THE TASK >> Lines containing the word "this" are to be located and copied.

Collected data
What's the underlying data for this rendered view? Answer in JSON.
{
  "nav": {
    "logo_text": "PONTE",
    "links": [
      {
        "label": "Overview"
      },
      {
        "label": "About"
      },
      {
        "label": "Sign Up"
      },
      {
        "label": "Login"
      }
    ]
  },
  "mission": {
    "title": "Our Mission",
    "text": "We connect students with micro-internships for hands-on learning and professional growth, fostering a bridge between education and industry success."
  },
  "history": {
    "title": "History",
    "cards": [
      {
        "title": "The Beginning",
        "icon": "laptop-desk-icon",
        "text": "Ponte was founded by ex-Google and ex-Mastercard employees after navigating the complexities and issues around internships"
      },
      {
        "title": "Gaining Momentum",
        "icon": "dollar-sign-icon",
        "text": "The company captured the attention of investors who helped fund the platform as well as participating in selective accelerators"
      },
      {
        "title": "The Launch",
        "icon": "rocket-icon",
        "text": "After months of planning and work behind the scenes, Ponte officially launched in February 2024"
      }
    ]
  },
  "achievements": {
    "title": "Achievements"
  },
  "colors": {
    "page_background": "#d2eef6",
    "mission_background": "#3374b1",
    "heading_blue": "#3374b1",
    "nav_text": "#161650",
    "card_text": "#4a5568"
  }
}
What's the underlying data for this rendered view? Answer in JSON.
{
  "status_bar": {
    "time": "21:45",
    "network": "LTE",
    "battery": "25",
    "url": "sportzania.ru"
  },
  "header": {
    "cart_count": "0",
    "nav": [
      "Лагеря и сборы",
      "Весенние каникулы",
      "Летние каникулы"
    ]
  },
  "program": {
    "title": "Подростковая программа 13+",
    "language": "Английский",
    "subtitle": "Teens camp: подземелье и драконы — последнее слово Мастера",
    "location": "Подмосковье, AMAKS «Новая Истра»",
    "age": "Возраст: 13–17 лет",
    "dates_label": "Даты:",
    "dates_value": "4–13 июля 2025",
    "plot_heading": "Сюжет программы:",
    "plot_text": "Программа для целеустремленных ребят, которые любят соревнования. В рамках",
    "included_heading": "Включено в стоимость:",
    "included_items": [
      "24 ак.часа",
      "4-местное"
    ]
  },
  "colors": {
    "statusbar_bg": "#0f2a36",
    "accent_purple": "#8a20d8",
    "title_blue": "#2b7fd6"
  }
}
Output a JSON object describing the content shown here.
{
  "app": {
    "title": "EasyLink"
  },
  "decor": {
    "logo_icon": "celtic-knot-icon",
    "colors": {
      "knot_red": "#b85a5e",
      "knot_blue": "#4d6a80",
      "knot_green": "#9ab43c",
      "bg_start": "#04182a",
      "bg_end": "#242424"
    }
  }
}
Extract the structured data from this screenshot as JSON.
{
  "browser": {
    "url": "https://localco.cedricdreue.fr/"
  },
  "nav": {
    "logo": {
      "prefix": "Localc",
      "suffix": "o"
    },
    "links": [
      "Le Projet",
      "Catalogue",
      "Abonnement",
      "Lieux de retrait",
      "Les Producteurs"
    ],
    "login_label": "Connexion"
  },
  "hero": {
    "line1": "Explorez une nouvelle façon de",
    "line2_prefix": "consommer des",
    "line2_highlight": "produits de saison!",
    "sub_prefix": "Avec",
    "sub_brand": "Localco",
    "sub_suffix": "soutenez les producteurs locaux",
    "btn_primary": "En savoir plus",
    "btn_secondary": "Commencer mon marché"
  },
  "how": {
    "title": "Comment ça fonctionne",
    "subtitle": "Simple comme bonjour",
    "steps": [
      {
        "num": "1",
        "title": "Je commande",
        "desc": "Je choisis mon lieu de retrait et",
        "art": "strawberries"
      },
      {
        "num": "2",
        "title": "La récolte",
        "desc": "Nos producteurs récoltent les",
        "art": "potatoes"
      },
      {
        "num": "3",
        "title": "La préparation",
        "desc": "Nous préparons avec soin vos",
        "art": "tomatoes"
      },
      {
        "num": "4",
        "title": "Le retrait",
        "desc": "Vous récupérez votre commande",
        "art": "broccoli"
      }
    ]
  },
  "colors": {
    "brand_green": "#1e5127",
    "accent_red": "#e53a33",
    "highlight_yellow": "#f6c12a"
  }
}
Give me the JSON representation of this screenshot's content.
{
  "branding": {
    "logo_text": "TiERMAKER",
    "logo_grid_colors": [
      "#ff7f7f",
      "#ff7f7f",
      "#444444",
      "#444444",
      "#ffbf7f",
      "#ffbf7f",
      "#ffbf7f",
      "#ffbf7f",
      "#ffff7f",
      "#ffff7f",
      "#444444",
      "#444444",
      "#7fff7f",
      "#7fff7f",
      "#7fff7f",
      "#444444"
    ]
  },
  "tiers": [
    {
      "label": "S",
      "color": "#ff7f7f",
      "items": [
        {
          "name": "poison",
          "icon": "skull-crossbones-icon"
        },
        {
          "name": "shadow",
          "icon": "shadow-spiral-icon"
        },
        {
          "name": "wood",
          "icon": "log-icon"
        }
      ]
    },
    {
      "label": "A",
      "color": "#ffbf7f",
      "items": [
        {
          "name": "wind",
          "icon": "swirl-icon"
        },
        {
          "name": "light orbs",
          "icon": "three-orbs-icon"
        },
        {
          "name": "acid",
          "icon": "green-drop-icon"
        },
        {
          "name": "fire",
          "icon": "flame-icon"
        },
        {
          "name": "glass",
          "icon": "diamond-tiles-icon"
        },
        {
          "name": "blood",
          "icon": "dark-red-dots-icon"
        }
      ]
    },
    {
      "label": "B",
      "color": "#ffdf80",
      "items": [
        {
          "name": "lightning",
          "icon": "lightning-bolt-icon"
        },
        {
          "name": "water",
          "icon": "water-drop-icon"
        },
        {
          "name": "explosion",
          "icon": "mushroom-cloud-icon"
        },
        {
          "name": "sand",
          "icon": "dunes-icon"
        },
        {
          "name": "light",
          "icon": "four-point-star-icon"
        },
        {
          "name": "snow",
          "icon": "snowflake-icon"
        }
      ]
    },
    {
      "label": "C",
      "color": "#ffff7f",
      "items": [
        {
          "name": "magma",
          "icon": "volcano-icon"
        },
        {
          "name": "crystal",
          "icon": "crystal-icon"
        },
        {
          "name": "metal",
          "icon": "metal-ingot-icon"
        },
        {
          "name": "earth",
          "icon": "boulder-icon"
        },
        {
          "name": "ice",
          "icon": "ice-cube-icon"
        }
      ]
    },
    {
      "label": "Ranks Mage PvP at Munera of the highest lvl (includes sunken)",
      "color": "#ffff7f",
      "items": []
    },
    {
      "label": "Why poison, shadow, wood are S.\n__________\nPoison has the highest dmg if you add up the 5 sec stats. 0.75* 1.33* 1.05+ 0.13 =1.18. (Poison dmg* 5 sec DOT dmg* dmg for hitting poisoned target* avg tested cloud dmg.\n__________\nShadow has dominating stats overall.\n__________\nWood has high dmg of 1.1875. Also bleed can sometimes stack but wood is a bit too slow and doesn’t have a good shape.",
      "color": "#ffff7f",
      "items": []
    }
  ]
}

THE REPLY >>
What's the underlying data for this rendered view? Answer in JSON.
What's the underlying data for this rendered view? Answer in JSON.
Extract the structured data from this screenshot as JSON.
Give me the JSON representation of this screenshot's content.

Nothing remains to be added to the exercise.